== Provided records

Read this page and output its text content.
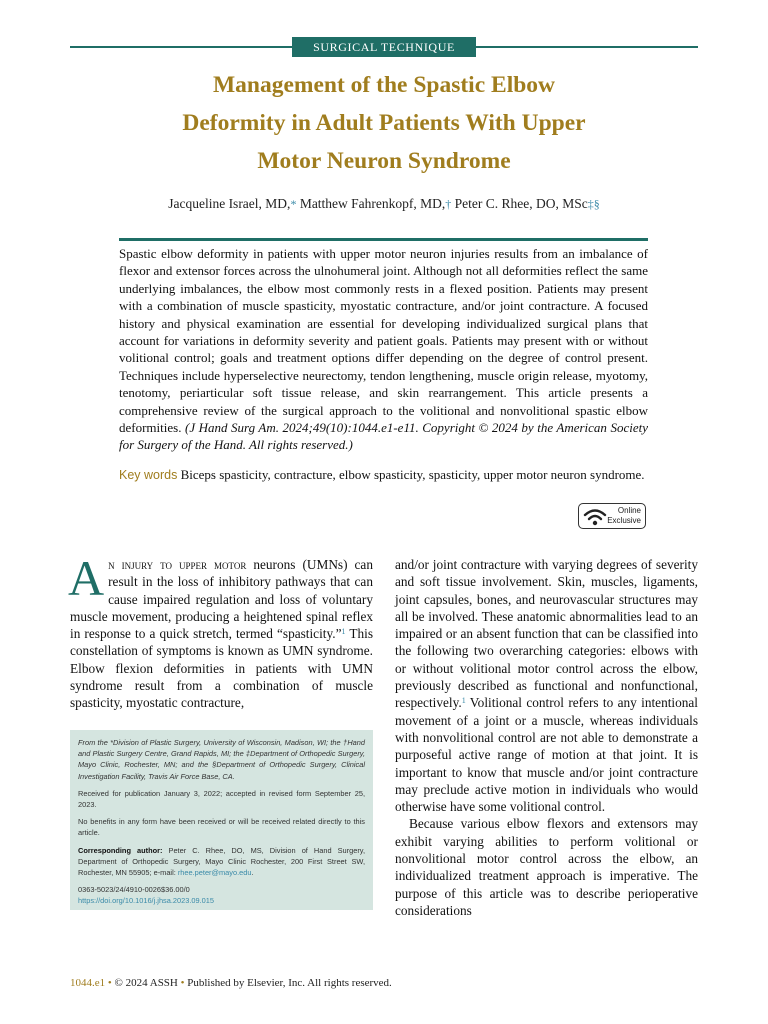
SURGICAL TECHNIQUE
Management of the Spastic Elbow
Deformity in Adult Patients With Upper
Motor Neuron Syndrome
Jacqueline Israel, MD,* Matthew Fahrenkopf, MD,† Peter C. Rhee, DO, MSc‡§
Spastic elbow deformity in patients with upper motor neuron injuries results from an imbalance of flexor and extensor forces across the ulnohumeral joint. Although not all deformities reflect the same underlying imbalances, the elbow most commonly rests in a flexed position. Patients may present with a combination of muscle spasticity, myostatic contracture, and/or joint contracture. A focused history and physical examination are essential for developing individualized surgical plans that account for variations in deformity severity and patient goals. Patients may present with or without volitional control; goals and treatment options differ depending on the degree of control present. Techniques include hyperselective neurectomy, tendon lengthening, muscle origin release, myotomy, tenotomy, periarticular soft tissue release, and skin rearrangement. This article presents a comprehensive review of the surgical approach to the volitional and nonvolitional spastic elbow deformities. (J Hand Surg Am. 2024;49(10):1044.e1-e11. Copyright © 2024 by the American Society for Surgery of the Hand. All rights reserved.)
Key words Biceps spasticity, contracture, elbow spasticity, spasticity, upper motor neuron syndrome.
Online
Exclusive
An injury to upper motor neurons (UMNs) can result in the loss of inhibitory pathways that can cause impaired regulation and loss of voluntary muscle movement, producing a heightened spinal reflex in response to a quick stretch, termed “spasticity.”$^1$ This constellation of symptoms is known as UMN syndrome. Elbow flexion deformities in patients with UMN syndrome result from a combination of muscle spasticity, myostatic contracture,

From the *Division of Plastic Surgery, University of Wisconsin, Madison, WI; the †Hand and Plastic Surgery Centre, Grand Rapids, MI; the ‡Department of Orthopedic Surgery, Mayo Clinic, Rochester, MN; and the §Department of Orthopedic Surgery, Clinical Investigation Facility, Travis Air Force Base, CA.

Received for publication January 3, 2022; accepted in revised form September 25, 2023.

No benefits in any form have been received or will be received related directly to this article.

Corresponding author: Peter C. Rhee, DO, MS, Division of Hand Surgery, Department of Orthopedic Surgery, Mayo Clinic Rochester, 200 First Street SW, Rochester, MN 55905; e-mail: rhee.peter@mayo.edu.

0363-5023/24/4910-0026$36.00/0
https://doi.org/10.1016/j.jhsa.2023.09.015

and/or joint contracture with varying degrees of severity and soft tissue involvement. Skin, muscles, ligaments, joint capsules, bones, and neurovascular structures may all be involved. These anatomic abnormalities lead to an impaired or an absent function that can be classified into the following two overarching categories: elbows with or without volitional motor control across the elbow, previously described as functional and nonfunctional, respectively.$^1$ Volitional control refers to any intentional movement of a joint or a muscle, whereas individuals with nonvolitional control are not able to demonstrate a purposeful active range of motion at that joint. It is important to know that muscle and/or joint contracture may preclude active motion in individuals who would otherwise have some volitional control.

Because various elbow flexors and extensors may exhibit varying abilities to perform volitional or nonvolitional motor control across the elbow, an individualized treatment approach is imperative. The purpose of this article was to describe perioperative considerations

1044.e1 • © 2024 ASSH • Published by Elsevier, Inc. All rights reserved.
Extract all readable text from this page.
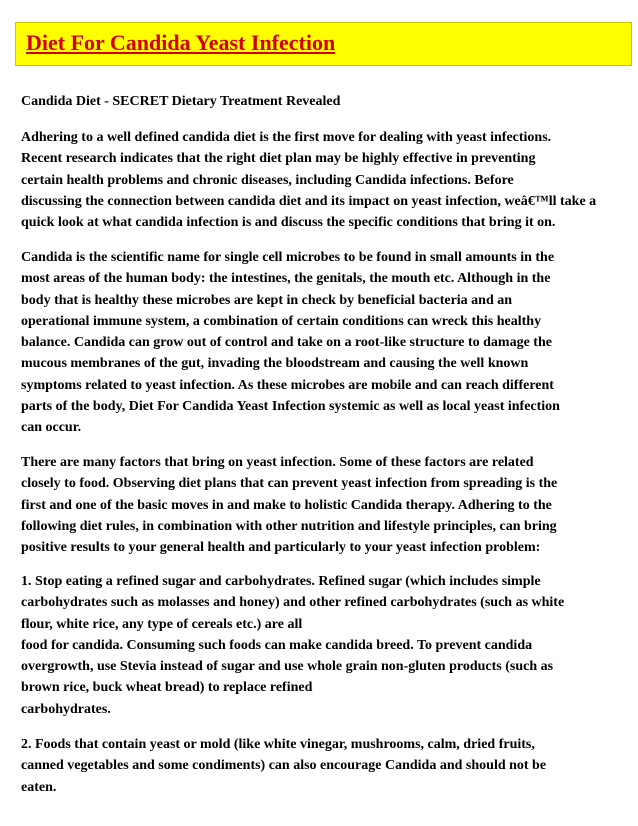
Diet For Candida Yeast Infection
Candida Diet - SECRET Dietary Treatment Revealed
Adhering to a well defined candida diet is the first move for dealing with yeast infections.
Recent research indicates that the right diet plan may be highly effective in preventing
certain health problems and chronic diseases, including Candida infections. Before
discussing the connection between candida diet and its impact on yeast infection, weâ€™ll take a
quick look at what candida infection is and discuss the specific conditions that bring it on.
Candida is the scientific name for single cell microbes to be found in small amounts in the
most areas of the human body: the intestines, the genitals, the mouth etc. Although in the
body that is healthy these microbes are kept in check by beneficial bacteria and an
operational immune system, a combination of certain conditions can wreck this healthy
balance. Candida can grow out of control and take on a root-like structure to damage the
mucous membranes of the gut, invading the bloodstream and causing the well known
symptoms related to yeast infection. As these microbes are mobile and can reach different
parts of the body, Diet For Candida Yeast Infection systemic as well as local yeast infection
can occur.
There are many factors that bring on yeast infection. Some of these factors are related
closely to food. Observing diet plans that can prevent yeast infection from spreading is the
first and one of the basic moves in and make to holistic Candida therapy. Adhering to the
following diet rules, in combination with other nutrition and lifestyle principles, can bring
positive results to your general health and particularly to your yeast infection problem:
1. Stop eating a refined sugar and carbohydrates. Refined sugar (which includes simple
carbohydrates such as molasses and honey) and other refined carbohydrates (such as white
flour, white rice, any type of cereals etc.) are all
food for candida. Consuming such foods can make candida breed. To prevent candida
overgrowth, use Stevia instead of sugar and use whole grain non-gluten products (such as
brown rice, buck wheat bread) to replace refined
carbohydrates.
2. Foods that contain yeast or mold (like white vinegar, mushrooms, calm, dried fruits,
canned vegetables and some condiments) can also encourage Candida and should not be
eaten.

====

Copy the records exactly as they appear, excluding images.

Written solution:
Read this page and output its text content.
SURGICAL TECHNIQUE
Management of the Spastic Elbow
Deformity in Adult Patients With Upper
Motor Neuron Syndrome
Jacqueline Israel, MD,* Matthew Fahrenkopf, MD,† Peter C. Rhee, DO, MSc‡§
Spastic elbow deformity in patients with upper motor neuron injuries results from an imbalance of flexor and extensor forces across the ulnohumeral joint. Although not all deformities reflect the same underlying imbalances, the elbow most commonly rests in a flexed position. Patients may present with a combination of muscle spasticity, myostatic contracture, and/or joint contracture. A focused history and physical examination are essential for developing individualized surgical plans that account for variations in deformity severity and patient goals. Patients may present with or without volitional control; goals and treatment options differ depending on the degree of control present. Techniques include hyperselective neurectomy, tendon lengthening, muscle origin release, myotomy, tenotomy, periarticular soft tissue release, and skin rearrangement. This article presents a comprehensive review of the surgical approach to the volitional and nonvolitional spastic elbow deformities. (J Hand Surg Am. 2024;49(10):1044.e1-e11. Copyright © 2024 by the American Society for Surgery of the Hand. All rights reserved.)
Key words Biceps spasticity, contracture, elbow spasticity, spasticity, upper motor neuron syndrome.
Online
Exclusive
An injury to upper motor neurons (UMNs) can result in the loss of inhibitory pathways that can cause impaired regulation and loss of voluntary muscle movement, producing a heightened spinal reflex in response to a quick stretch, termed “spasticity.”$^1$ This constellation of symptoms is known as UMN syndrome. Elbow flexion deformities in patients with UMN syndrome result from a combination of muscle spasticity, myostatic contracture,

From the *Division of Plastic Surgery, University of Wisconsin, Madison, WI; the †Hand and Plastic Surgery Centre, Grand Rapids, MI; the ‡Department of Orthopedic Surgery, Mayo Clinic, Rochester, MN; and the §Department of Orthopedic Surgery, Clinical Investigation Facility, Travis Air Force Base, CA.

Received for publication January 3, 2022; accepted in revised form September 25, 2023.

No benefits in any form have been received or will be received related directly to this article.

Corresponding author: Peter C. Rhee, DO, MS, Division of Hand Surgery, Department of Orthopedic Surgery, Mayo Clinic Rochester, 200 First Street SW, Rochester, MN 55905; e-mail: rhee.peter@mayo.edu.

0363-5023/24/4910-0026$36.00/0
https://doi.org/10.1016/j.jhsa.2023.09.015

and/or joint contracture with varying degrees of severity and soft tissue involvement. Skin, muscles, ligaments, joint capsules, bones, and neurovascular structures may all be involved. These anatomic abnormalities lead to an impaired or an absent function that can be classified into the following two overarching categories: elbows with or without volitional motor control across the elbow, previously described as functional and nonfunctional, respectively.$^1$ Volitional control refers to any intentional movement of a joint or a muscle, whereas individuals with nonvolitional control are not able to demonstrate a purposeful active range of motion at that joint. It is important to know that muscle and/or joint contracture may preclude active motion in individuals who would otherwise have some volitional control.

Because various elbow flexors and extensors may exhibit varying abilities to perform volitional or nonvolitional motor control across the elbow, an individualized treatment approach is imperative. The purpose of this article was to describe perioperative considerations

1044.e1 • © 2024 ASSH • Published by Elsevier, Inc. All rights reserved.
Extract all readable text from this page.
Diet For Candida Yeast Infection
Candida Diet - SECRET Dietary Treatment Revealed
Adhering to a well defined candida diet is the first move for dealing with yeast infections.
Recent research indicates that the right diet plan may be highly effective in preventing
certain health problems and chronic diseases, including Candida infections. Before
discussing the connection between candida diet and its impact on yeast infection, weâ€™ll take a
quick look at what candida infection is and discuss the specific conditions that bring it on.
Candida is the scientific name for single cell microbes to be found in small amounts in the
most areas of the human body: the intestines, the genitals, the mouth etc. Although in the
body that is healthy these microbes are kept in check by beneficial bacteria and an
operational immune system, a combination of certain conditions can wreck this healthy
balance. Candida can grow out of control and take on a root-like structure to damage the
mucous membranes of the gut, invading the bloodstream and causing the well known
symptoms related to yeast infection. As these microbes are mobile and can reach different
parts of the body, Diet For Candida Yeast Infection systemic as well as local yeast infection
can occur.
There are many factors that bring on yeast infection. Some of these factors are related
closely to food. Observing diet plans that can prevent yeast infection from spreading is the
first and one of the basic moves in and make to holistic Candida therapy. Adhering to the
following diet rules, in combination with other nutrition and lifestyle principles, can bring
positive results to your general health and particularly to your yeast infection problem:
1. Stop eating a refined sugar and carbohydrates. Refined sugar (which includes simple
carbohydrates such as molasses and honey) and other refined carbohydrates (such as white
flour, white rice, any type of cereals etc.) are all
food for candida. Consuming such foods can make candida breed. To prevent candida
overgrowth, use Stevia instead of sugar and use whole grain non-gluten products (such as
brown rice, buck wheat bread) to replace refined
carbohydrates.
2. Foods that contain yeast or mold (like white vinegar, mushrooms, calm, dried fruits,
canned vegetables and some condiments) can also encourage Candida and should not be
eaten.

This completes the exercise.